◆ Stated exercise:
Filter the listing below, copying every line in which the word "Totale" appears.

◆ Material supplied:
%%

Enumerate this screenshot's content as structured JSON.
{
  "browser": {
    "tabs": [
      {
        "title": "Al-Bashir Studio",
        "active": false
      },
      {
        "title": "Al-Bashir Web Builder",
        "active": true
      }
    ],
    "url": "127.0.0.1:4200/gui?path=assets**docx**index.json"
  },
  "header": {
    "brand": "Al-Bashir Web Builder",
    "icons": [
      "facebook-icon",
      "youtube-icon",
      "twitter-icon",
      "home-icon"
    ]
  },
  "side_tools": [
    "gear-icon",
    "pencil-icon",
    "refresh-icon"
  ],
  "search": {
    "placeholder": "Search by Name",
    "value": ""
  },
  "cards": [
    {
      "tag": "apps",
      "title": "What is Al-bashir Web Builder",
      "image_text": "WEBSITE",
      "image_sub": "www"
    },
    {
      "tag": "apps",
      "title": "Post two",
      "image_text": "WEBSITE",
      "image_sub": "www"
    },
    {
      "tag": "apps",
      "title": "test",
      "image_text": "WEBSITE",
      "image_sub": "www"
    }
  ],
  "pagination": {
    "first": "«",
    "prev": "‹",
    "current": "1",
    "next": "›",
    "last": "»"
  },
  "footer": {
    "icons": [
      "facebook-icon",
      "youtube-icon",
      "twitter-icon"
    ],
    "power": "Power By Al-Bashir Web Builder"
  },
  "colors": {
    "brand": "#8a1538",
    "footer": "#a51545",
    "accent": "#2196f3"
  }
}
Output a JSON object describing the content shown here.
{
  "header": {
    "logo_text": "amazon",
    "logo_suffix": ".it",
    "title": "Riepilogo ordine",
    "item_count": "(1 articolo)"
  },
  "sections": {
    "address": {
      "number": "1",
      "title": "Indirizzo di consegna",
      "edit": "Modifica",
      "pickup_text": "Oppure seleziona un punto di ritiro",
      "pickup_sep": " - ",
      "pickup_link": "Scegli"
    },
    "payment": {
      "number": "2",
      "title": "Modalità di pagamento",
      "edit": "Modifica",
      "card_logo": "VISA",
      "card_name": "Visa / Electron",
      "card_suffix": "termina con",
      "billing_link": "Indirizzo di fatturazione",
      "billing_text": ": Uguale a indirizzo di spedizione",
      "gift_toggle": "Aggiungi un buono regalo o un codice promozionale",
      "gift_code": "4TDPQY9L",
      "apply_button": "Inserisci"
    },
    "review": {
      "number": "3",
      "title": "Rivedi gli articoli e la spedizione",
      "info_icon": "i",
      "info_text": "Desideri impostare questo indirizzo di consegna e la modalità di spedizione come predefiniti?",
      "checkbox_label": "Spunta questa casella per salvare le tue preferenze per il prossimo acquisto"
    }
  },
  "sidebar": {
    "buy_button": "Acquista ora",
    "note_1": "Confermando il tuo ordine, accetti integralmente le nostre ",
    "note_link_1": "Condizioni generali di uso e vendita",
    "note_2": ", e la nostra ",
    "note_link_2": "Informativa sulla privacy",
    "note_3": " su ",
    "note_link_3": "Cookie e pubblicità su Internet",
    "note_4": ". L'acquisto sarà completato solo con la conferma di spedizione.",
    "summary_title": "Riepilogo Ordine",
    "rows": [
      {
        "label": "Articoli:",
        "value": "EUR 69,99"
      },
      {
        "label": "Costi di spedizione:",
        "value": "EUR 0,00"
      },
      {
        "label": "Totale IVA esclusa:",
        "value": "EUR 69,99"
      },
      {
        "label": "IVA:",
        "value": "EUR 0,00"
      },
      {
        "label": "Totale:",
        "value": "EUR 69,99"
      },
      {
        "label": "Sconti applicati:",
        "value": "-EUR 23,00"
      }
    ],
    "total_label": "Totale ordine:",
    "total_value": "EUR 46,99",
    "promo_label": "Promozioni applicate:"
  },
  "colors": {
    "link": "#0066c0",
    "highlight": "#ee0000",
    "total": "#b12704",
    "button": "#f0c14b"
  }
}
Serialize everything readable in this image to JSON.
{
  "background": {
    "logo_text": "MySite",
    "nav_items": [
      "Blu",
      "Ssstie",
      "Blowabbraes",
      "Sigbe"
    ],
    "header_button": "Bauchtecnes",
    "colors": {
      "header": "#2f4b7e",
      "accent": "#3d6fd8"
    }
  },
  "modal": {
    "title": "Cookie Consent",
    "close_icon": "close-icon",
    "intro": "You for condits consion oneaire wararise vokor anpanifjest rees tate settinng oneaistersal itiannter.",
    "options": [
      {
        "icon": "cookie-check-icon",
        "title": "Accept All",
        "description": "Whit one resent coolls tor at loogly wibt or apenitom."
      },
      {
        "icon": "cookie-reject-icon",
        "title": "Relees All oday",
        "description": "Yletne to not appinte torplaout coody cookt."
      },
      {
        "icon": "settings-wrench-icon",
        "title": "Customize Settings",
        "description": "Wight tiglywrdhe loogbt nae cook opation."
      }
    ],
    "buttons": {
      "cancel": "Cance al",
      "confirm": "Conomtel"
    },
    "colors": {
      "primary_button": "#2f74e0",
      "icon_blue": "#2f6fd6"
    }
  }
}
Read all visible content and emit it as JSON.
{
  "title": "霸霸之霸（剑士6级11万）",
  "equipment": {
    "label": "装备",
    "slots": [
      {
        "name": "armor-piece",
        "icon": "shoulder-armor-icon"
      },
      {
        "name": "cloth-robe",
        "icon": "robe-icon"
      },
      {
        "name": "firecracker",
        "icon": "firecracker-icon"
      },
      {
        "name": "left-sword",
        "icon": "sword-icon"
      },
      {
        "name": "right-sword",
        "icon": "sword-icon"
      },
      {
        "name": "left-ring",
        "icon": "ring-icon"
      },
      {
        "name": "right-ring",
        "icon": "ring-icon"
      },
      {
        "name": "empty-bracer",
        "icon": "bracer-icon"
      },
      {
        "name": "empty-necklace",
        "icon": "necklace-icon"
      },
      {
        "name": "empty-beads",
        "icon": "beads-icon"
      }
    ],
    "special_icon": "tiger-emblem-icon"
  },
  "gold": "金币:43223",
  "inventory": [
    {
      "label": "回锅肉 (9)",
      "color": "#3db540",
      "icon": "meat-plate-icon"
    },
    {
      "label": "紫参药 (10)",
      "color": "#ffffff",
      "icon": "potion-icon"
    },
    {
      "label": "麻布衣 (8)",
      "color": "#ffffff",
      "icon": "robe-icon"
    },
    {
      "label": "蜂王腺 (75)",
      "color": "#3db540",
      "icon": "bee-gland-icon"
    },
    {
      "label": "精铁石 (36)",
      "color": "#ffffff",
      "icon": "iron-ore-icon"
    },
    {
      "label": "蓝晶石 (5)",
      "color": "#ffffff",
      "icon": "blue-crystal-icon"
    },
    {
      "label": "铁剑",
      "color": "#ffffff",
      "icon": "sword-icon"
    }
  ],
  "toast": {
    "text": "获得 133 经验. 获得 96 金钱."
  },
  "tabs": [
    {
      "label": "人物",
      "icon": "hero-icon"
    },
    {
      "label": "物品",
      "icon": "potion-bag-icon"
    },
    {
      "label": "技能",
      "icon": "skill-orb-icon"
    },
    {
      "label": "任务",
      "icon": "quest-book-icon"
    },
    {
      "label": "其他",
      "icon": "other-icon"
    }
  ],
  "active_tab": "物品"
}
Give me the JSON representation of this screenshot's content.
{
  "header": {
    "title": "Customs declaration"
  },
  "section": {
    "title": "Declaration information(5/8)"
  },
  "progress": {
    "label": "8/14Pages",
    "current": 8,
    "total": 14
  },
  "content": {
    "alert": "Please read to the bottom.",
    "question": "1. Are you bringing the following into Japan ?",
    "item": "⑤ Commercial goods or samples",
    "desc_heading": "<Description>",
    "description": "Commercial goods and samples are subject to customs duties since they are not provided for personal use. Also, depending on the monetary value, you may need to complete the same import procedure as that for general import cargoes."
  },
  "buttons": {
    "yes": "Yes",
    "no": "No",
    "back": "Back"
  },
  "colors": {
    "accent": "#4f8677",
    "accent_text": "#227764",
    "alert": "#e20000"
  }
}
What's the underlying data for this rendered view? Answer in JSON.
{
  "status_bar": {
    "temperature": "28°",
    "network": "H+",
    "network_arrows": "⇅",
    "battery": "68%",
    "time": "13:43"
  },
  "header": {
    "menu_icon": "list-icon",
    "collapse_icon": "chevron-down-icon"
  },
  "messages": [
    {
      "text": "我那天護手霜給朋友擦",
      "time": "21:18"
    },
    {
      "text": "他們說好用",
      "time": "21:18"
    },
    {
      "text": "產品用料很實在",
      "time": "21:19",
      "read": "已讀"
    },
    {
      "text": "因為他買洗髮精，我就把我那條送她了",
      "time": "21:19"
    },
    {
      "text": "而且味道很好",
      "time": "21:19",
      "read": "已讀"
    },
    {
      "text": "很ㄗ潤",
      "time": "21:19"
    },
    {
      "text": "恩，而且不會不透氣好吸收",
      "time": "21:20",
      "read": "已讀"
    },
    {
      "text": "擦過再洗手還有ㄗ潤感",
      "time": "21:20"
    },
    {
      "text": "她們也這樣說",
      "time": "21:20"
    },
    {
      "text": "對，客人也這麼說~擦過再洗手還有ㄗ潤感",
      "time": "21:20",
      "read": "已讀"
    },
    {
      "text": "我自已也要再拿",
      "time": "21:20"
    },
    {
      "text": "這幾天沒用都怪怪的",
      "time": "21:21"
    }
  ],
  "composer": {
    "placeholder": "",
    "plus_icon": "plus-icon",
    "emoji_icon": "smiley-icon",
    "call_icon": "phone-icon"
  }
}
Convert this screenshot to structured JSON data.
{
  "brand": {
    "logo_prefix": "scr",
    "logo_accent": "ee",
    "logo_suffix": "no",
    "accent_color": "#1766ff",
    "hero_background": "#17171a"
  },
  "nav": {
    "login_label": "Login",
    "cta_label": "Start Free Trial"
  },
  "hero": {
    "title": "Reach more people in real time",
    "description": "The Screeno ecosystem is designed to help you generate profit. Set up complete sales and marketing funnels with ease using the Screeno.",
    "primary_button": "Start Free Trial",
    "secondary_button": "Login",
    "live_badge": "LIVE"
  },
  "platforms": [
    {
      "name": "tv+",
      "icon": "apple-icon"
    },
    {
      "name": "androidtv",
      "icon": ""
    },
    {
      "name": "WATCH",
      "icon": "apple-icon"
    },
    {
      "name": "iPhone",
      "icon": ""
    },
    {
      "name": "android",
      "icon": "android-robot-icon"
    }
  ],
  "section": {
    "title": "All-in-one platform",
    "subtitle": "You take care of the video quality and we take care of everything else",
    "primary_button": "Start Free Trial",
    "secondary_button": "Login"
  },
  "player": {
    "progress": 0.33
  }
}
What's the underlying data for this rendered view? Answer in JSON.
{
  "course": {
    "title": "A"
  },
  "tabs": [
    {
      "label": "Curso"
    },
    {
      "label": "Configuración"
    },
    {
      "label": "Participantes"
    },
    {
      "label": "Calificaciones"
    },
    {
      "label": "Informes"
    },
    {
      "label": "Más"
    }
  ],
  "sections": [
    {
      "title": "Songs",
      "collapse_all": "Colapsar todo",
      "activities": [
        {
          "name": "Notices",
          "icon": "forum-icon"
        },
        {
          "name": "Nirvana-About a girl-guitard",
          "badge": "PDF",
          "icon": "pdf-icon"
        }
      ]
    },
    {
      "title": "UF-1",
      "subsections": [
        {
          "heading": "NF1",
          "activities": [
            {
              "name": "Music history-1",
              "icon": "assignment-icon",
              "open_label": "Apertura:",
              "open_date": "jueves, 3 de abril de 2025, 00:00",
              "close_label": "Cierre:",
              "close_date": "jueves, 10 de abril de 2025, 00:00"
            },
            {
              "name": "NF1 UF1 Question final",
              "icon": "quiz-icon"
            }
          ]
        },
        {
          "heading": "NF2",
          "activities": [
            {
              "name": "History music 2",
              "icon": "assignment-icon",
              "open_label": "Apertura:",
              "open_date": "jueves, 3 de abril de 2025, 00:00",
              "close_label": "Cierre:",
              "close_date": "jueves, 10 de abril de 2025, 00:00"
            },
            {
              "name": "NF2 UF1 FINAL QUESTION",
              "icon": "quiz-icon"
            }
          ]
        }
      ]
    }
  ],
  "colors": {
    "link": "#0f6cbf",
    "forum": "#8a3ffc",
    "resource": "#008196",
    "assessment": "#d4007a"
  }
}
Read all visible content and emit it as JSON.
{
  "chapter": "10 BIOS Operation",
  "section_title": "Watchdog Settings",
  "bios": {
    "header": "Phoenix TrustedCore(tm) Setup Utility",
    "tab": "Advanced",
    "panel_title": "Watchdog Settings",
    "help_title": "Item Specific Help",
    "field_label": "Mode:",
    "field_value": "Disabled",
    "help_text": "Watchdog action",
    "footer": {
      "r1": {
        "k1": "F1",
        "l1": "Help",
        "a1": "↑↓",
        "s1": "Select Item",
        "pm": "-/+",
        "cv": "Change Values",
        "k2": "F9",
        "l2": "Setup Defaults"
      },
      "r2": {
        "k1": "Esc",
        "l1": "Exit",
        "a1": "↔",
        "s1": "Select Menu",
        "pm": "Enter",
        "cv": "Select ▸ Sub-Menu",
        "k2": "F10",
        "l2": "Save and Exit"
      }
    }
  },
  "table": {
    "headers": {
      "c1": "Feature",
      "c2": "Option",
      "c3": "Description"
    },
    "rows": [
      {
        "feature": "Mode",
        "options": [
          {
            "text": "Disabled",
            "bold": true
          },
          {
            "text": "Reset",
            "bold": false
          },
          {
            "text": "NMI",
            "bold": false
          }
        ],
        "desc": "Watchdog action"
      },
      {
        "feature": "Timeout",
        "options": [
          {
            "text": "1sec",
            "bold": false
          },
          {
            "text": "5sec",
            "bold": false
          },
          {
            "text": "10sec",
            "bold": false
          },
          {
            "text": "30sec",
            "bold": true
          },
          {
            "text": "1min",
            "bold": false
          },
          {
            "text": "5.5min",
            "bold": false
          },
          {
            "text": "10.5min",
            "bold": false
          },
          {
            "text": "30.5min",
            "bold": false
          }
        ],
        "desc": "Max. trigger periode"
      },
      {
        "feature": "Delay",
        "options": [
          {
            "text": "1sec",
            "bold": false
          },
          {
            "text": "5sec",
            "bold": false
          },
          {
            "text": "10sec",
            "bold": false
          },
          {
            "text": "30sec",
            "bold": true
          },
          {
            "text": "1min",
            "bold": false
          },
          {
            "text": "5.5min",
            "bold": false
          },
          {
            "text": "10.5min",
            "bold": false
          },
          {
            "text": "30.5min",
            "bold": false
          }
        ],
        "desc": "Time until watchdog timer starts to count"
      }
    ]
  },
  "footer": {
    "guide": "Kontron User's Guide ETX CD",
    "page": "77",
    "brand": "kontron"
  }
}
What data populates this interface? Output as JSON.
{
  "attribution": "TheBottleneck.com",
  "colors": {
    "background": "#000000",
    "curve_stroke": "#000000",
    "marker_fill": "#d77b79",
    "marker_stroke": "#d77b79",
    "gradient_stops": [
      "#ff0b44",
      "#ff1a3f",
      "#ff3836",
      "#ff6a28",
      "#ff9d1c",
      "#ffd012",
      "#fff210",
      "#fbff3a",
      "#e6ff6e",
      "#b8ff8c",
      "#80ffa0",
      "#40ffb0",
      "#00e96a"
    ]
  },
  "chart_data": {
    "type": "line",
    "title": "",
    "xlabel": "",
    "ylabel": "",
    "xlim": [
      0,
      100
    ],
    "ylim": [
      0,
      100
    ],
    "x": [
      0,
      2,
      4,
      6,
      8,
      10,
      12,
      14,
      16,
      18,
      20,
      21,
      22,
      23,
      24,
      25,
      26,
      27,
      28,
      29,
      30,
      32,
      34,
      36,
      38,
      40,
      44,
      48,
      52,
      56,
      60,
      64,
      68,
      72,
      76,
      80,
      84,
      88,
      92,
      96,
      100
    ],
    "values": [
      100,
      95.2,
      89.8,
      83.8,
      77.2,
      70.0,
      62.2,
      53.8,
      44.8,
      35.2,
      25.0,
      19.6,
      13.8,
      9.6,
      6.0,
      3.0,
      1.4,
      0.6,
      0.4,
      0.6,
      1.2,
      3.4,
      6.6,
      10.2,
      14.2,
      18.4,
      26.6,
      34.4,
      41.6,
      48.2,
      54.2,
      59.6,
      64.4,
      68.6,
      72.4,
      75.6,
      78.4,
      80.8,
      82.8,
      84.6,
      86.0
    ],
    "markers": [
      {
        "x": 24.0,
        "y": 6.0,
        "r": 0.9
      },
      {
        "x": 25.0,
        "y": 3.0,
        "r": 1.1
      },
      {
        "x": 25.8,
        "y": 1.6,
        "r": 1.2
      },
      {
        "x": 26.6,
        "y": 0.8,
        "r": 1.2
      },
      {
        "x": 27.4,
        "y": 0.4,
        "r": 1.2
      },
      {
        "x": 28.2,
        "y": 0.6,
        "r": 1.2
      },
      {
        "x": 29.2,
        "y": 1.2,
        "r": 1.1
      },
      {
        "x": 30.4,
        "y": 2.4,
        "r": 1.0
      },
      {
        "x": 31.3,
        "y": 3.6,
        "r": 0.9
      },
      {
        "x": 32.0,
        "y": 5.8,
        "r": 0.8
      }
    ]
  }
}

%%

◆ Response:
        "label": "Totale IVA esclusa:",
        "label": "Totale:",
    "total_label": "Totale ordine:",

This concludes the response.